*PROBLEM STATEMENT*
Copy out the passage of the "Crossing the Streams" text below word for word, starting with "Peter: I’m fuzzy" and going on through "to cross the streams.".

*DOCUMENT SEGMENT*

Crossing the Streams

Egon: Don’t cross the streams. 

Peter: Why? 

Egon: It would be bad. 

Peter: I’m fuzzy on the whole good/bad thing. What do you mean “bad”? 

Egon: Try to imagine all life as you know it stopping instantaneously and every molecule in your body exploding at the speed of light. 

Raymond: Total protonic reversal. 

Peter: That’s bad. Okay. Alright, important safety tip, thanks Egon. 

Even if you’re fuzzy on the whole good/bad thing, the lesson was clear. And when you are working to trap ol’ Slimer, it’s a reasonable perspective.

Slimer was a problem, but not a big problem, and crossing the streams was not required.
Slimer

But when faced with a larger problem, the Ghostbusters only had one way out. They couldn’t stick with the old way; they needed to come together. They needed to cross the streams. 

Stay Puft Marshmallow Man... a bigger problem, requiring a bigger solution. Crossing the streams.
Stay Puft Marshmallow Man… a bigger problem

We’ll Cross the Streams

Egon: I have a radical idea. If the door swings both ways, we could reverse the particle flow through the gate. 

Peter: How? 

Spengler: We’ll cross the streams. 

Peter: Excuse me, Egon, you said crossing the streams was bad. 

Ray: Cross the streams… 

Peter: You’re gonna endanger us, you’re gonna endanger our client. The nice lady who paid us in advance before she became a dog. 

Spengler: Not necessarily. There’s definitely a very slim chance we’ll survive. [team ponders] 

Peter: I love this plan! I’m excited to be a part of it. Let’s do it! 

Winston: This job is definitely not worth eleven-five a year!

*MATERIAL SUPPLIED*

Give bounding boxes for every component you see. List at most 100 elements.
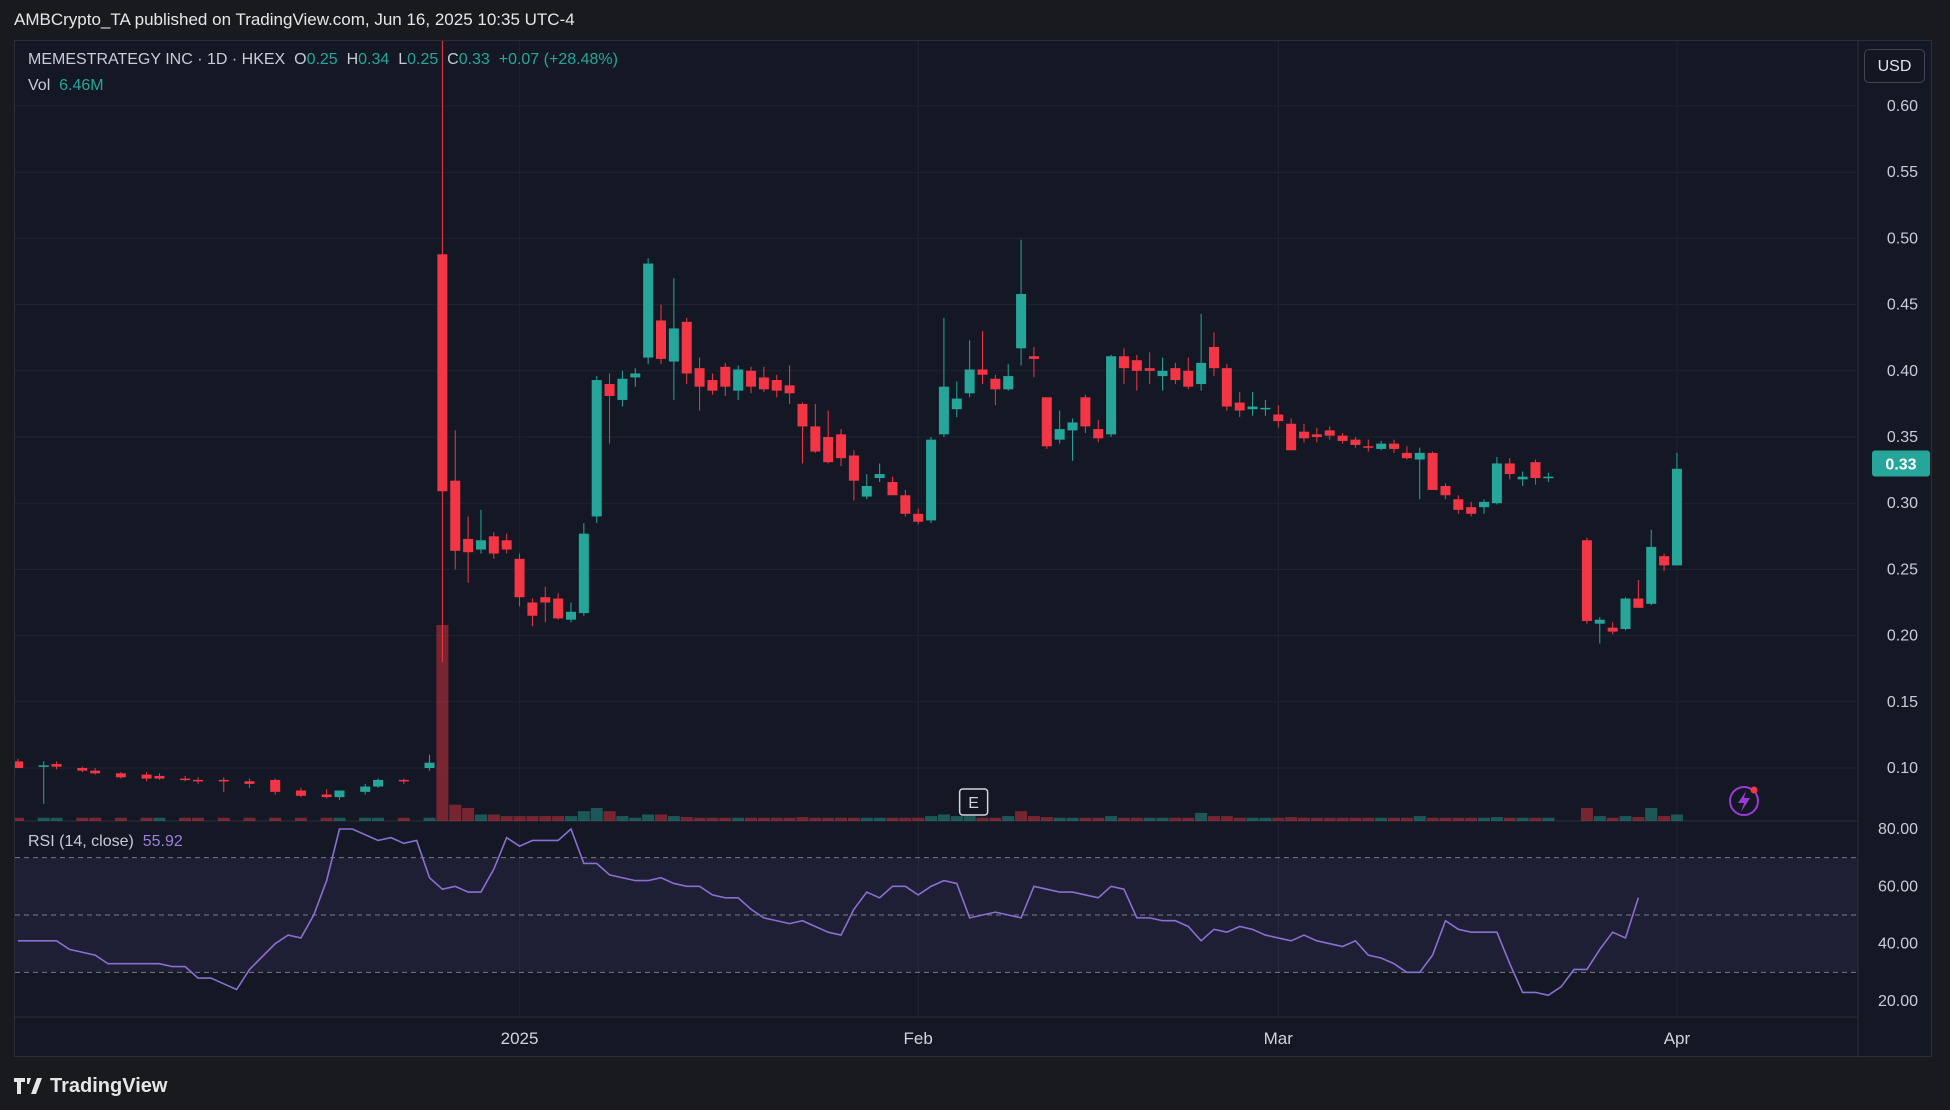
volume-bar (1220, 816, 1233, 821)
volume-bar (462, 807, 475, 821)
price-tick-label: 0.20 (1887, 628, 1918, 645)
volume-bar (847, 817, 860, 821)
volume-bar (1670, 814, 1683, 821)
candle-body (38, 765, 49, 767)
candle-body (810, 426, 821, 452)
volume-bar (1349, 817, 1362, 821)
candle-body (797, 403, 808, 427)
volume-bar (552, 816, 565, 821)
volume-bar (397, 817, 410, 821)
volume-bar (15, 817, 24, 821)
volume-bar (1503, 817, 1516, 821)
rsi-label[interactable]: RSI (14, close) (28, 833, 134, 850)
candle-body (1247, 406, 1258, 410)
volume-bar (719, 817, 732, 821)
candle-body (1157, 370, 1168, 377)
time-tick-label: Apr (1664, 1029, 1691, 1048)
volume-bar (1233, 817, 1246, 821)
rsi-value: 55.92 (142, 833, 183, 850)
candle-body (193, 779, 204, 782)
candle-body (951, 398, 962, 410)
candle-body (1260, 407, 1271, 410)
candle-body (565, 611, 576, 620)
volume-bar (770, 817, 783, 821)
candle-body (746, 370, 757, 387)
candle-body (360, 786, 371, 792)
volume-bar (1606, 817, 1619, 821)
candle-body (373, 779, 384, 787)
volume-bar (539, 816, 552, 821)
candle-body (1453, 499, 1464, 510)
candle-body (1324, 430, 1335, 436)
candle-body (1208, 346, 1219, 369)
candle-body (1183, 370, 1194, 387)
volume-bar (564, 816, 577, 821)
candle-body (1106, 356, 1117, 435)
volume-bar (989, 817, 1002, 821)
open-value: 0.25 (306, 51, 338, 68)
candle-body (540, 597, 551, 603)
chart-canvas[interactable]: 0.60 0.55 0.50 0.45 0.40 0.35 0.30 0.25 0.20 0.15… (15, 41, 1933, 1058)
close-label: C (447, 51, 459, 68)
volume-bar (1619, 816, 1632, 821)
tradingview-logo[interactable]: TradingView (14, 1073, 167, 1099)
volume-bar (1645, 807, 1658, 821)
candle-body (977, 369, 988, 375)
volume-label[interactable]: Vol (28, 77, 50, 94)
volume-bar (1105, 816, 1118, 821)
volume-bar (1490, 817, 1503, 821)
symbol-title[interactable]: MEMESTRATEGY INC · 1D · HKEX (28, 51, 285, 68)
price-tick-label: 0.40 (1887, 363, 1918, 380)
candle-body (578, 533, 589, 614)
candle-body (1196, 362, 1207, 385)
volume-bar (616, 816, 629, 821)
price-tick-label: 0.15 (1887, 694, 1918, 711)
price-tick-label: 0.60 (1887, 98, 1918, 115)
tradingview-brand: TradingView (50, 1074, 168, 1097)
volume-bar (192, 817, 205, 821)
candle-body (1170, 368, 1181, 381)
candle-body (1376, 443, 1387, 449)
high-value: 0.34 (358, 51, 390, 68)
volume-bar (89, 817, 102, 821)
volume-bar (1298, 817, 1310, 821)
volume-bar (706, 817, 719, 821)
ohlc-legend: MEMESTRATEGY INC · 1D · HKEX O0.25 H0.34… (28, 51, 618, 69)
chart-container[interactable]: 0.60 0.55 0.50 0.45 0.40 0.35 0.30 0.25 0.20 0.15… (14, 40, 1933, 1058)
volume-bar (50, 817, 63, 821)
candle-body (707, 380, 718, 391)
candle-body (1607, 627, 1618, 632)
volume-bar (680, 817, 693, 821)
volume-bar (1362, 817, 1375, 821)
publish-header: AMBCrypto_TA published on TradingView.co… (14, 10, 575, 29)
candle-body (553, 598, 564, 619)
candle-body (244, 781, 255, 784)
lightning-bolt-icon (1738, 791, 1750, 812)
volume-bar (1580, 807, 1593, 821)
currency-button[interactable]: USD (1864, 49, 1925, 83)
candle-body (1581, 540, 1592, 622)
low-label: L (398, 51, 408, 68)
candle-body (1311, 434, 1322, 437)
rsi-tick-label: 20.00 (1878, 993, 1918, 1010)
candle-body (1530, 462, 1541, 479)
volume-bar (1516, 817, 1529, 821)
candle-body (668, 328, 679, 362)
volume-bar (294, 817, 307, 821)
candle-body (1543, 476, 1554, 479)
volume-bar (629, 817, 642, 821)
candle-body (1633, 598, 1644, 608)
volume-bar (217, 817, 230, 821)
earnings-marker-label: E (968, 795, 979, 812)
volume-bar (333, 817, 346, 821)
volume-bar (1182, 817, 1195, 821)
volume-bar (1465, 817, 1478, 821)
volume-bar (860, 817, 873, 821)
candle-body (1414, 452, 1425, 460)
low-value: 0.25 (407, 51, 439, 68)
candle-body (1671, 468, 1682, 566)
volume-bar (1015, 811, 1028, 821)
volume-bar (603, 811, 616, 821)
volume-bar (590, 807, 603, 821)
candle-body (1054, 429, 1065, 440)
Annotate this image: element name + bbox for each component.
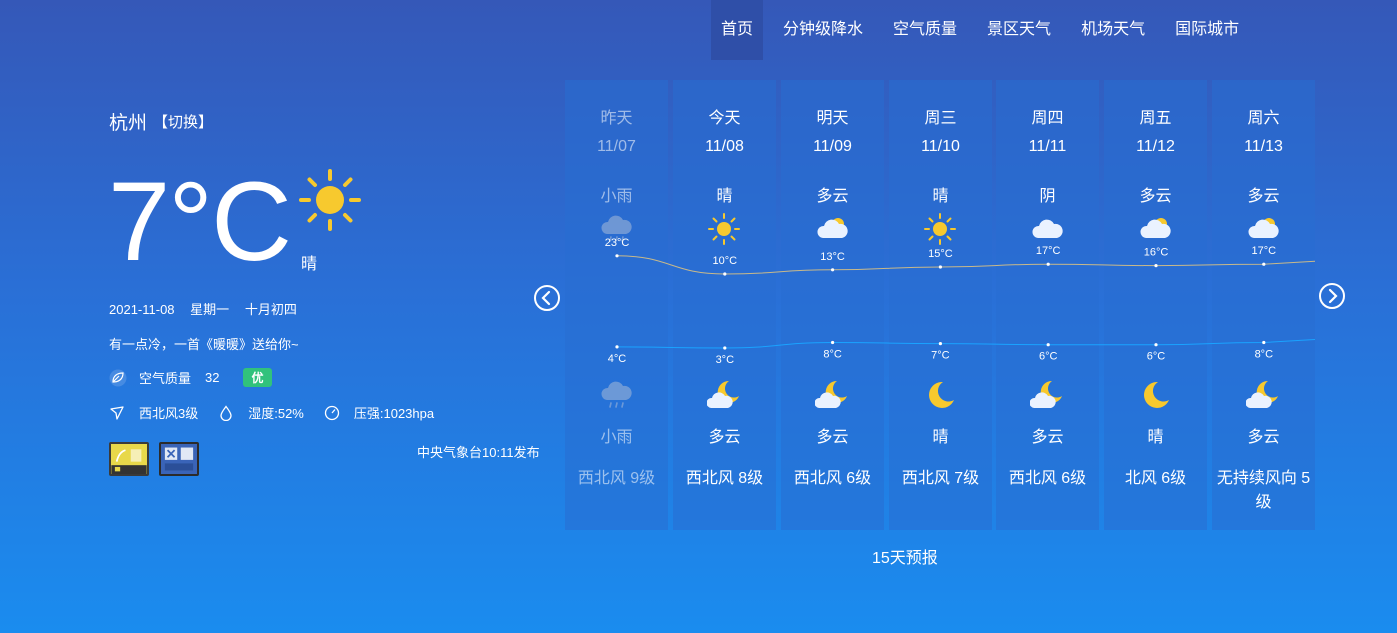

*SOLUTION TO THE EXERCISE*
Peter: I’m fuzzy on the whole good/bad thing. What do you mean “bad”? 

Egon: Try to imagine all life as you know it stopping instantaneously and every molecule in your body exploding at the speed of light. 

Raymond: Total protonic reversal. 

Peter: That’s bad. Okay. Alright, important safety tip, thanks Egon. 

Even if you’re fuzzy on the whole good/bad thing, the lesson was clear. And when you are working to trap ol’ Slimer, it’s a reasonable perspective.

Slimer was a problem, but not a big problem, and crossing the streams was not required.
Slimer

But when faced with a larger problem, the Ghostbusters only had one way out. They couldn’t stick with the old way; they needed to come together. They needed to cross the streams.